Items listed in a dataset:
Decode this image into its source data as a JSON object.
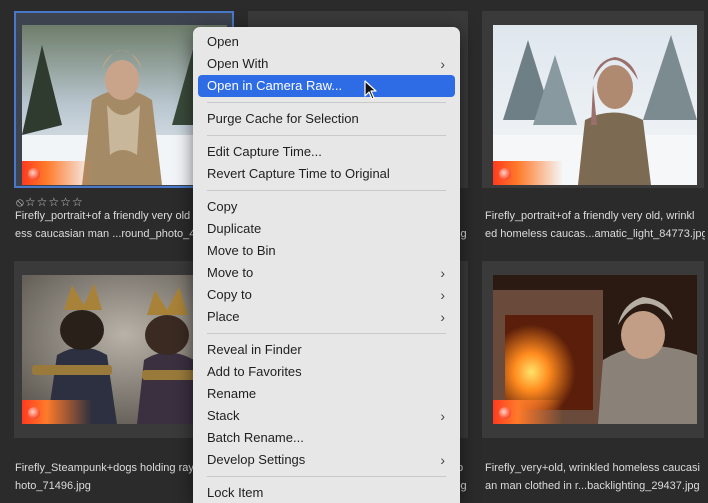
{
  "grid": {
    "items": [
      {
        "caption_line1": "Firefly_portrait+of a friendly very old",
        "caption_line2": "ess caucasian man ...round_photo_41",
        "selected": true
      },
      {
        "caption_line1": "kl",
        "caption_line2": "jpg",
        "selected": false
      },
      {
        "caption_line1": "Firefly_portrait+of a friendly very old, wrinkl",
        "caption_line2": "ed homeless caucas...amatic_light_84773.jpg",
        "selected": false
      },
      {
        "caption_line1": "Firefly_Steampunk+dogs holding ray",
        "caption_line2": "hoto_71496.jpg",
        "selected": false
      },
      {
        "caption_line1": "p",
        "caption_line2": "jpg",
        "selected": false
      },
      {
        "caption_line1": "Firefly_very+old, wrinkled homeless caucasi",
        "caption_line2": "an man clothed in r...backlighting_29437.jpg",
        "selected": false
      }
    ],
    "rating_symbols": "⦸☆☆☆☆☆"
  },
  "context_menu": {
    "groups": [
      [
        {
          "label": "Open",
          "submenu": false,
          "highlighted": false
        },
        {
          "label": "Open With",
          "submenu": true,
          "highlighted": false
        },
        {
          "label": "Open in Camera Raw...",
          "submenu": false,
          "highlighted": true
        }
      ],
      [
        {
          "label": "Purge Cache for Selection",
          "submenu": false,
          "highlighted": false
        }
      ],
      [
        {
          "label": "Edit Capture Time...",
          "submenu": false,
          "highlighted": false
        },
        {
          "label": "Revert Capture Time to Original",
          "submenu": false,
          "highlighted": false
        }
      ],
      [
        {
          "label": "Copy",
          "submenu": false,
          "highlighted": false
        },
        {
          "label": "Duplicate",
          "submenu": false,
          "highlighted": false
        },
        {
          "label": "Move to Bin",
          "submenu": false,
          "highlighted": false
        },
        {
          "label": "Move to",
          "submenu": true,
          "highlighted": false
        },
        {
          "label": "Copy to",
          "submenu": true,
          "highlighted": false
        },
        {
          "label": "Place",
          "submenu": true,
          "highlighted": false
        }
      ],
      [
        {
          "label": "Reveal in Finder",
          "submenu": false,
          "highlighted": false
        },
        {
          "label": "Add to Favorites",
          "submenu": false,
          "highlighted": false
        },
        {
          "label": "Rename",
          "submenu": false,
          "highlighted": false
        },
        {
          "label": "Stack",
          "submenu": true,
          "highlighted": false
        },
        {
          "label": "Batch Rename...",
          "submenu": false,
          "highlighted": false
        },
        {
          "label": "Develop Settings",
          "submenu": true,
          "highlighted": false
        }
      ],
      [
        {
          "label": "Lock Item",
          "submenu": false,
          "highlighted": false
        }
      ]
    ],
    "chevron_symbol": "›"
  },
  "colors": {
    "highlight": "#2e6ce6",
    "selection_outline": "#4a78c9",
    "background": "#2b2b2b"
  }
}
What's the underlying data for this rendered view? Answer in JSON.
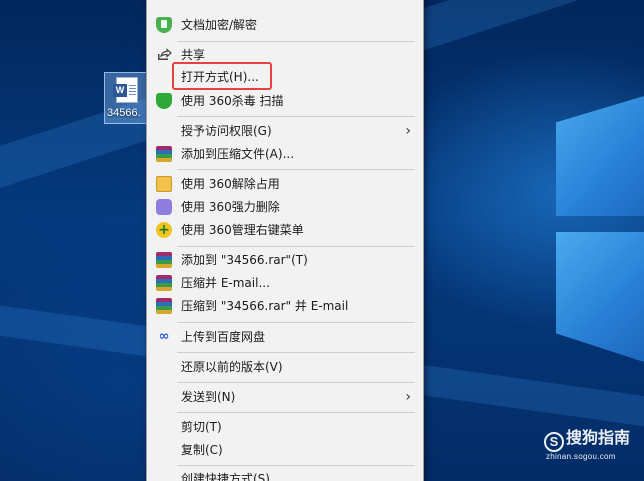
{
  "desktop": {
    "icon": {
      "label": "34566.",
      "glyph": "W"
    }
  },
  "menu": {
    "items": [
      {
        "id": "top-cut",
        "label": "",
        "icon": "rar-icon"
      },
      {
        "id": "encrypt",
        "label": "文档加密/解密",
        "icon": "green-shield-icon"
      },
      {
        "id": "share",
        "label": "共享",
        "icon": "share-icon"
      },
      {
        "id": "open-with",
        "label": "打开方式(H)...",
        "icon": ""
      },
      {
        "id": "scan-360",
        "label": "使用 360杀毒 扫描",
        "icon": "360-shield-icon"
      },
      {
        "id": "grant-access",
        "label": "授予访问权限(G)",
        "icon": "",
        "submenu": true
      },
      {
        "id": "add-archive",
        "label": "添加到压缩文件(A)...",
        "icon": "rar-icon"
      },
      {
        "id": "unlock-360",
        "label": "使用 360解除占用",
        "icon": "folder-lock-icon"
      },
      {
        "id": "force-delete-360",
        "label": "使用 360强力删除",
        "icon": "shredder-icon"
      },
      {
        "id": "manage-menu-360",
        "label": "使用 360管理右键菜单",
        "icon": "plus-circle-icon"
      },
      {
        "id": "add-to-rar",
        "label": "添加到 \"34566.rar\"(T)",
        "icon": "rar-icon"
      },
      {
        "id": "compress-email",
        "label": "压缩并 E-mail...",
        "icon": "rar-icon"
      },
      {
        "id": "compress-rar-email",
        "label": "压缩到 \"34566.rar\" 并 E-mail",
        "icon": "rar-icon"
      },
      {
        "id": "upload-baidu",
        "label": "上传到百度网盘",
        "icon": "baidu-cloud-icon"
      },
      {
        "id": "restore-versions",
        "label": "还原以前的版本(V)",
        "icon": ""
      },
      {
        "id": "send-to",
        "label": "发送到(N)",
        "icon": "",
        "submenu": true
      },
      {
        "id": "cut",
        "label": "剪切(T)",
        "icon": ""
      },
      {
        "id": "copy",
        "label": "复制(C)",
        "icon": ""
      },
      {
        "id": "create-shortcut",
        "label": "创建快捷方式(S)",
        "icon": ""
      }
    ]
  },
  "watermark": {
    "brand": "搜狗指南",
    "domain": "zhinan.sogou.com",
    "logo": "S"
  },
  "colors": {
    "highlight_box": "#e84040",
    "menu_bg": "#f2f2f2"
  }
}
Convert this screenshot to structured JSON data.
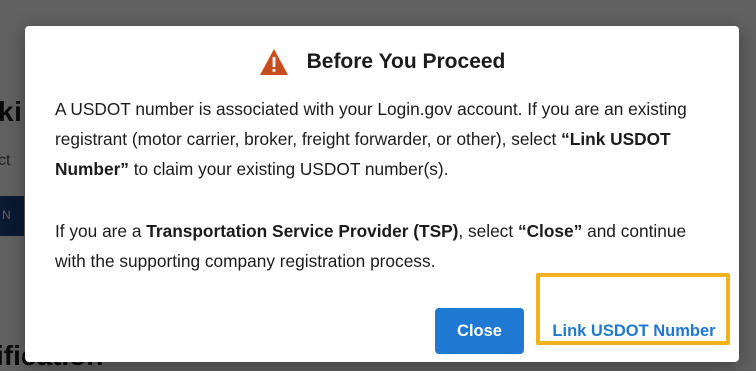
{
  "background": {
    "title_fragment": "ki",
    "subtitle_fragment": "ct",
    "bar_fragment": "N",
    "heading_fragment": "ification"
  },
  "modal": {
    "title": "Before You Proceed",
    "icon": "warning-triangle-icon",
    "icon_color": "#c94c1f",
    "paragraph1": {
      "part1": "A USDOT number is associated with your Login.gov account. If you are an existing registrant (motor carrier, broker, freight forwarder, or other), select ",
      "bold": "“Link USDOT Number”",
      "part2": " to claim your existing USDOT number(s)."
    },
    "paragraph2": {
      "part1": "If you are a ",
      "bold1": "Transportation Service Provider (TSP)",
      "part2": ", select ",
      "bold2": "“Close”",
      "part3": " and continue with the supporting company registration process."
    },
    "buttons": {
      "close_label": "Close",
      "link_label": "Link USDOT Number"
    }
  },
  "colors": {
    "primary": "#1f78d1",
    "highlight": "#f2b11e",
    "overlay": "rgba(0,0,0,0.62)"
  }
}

> **WHAT YOU ARE ASKED TO DO**
Give every line of the material that includes the string "USDOT".

> **OUTPUT**
      "part1": "A USDOT number is associated with your Login.gov account. If you are an existing registrant (motor carrier, broker, freight forwarder, or other), select ",
      "bold": "“Link USDOT Number”",
      "part2": " to claim your existing USDOT number(s)."
      "link_label": "Link USDOT Number"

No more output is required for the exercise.